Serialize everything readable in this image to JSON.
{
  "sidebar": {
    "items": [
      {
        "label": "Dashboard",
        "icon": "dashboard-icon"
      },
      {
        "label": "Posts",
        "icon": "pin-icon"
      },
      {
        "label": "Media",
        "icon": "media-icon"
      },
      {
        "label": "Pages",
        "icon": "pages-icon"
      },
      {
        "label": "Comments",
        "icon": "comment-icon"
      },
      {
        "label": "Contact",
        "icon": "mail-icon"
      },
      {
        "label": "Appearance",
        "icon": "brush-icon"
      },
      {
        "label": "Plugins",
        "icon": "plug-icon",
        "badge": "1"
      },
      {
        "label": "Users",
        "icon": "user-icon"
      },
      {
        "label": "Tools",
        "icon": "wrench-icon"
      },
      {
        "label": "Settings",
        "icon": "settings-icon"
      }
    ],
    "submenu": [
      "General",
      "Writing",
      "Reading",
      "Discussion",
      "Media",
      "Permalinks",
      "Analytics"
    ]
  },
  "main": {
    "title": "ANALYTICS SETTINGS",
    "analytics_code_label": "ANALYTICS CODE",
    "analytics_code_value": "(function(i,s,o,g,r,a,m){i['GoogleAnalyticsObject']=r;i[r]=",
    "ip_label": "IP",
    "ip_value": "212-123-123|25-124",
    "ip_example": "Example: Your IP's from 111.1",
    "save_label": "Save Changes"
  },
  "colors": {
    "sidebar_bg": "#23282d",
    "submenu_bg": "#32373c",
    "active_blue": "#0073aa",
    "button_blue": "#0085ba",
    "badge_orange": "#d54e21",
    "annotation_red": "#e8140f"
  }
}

...

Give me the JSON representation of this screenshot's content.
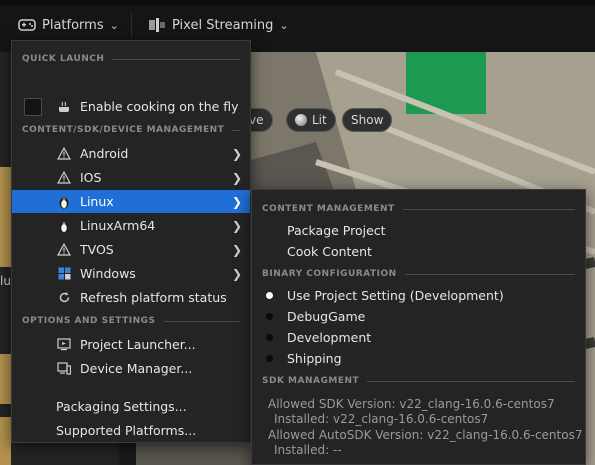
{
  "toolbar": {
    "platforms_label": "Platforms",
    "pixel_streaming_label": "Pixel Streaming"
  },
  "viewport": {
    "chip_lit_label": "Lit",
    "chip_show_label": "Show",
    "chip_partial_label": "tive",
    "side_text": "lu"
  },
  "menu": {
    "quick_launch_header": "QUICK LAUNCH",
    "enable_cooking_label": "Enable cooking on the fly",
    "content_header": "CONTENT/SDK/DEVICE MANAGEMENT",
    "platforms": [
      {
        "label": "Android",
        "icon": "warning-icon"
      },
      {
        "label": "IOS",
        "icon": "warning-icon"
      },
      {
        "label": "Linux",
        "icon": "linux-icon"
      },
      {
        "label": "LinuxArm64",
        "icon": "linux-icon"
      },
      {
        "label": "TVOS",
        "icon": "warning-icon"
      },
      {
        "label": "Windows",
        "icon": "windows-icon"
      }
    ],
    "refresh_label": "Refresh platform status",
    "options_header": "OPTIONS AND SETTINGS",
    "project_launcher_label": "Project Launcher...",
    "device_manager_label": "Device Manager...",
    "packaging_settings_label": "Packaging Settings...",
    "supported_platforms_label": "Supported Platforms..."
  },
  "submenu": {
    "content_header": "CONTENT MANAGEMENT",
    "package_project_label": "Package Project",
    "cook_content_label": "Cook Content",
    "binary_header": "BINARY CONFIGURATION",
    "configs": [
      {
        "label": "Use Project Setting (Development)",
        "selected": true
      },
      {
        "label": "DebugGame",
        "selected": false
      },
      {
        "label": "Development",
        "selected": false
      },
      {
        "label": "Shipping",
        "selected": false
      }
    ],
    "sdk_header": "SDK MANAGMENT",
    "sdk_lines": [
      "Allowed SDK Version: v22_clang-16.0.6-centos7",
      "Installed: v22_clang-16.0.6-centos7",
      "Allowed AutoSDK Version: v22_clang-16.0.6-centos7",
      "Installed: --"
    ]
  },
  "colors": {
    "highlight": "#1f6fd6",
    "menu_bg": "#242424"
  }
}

__STATED GOAL__: Go through the listing above and locate each line that holds the word "this". Copy those lines.

__PROBLEM SOLUTION__:
Serialize everything readable in this image to JSON.
Give me the JSON representation of this screenshot's content.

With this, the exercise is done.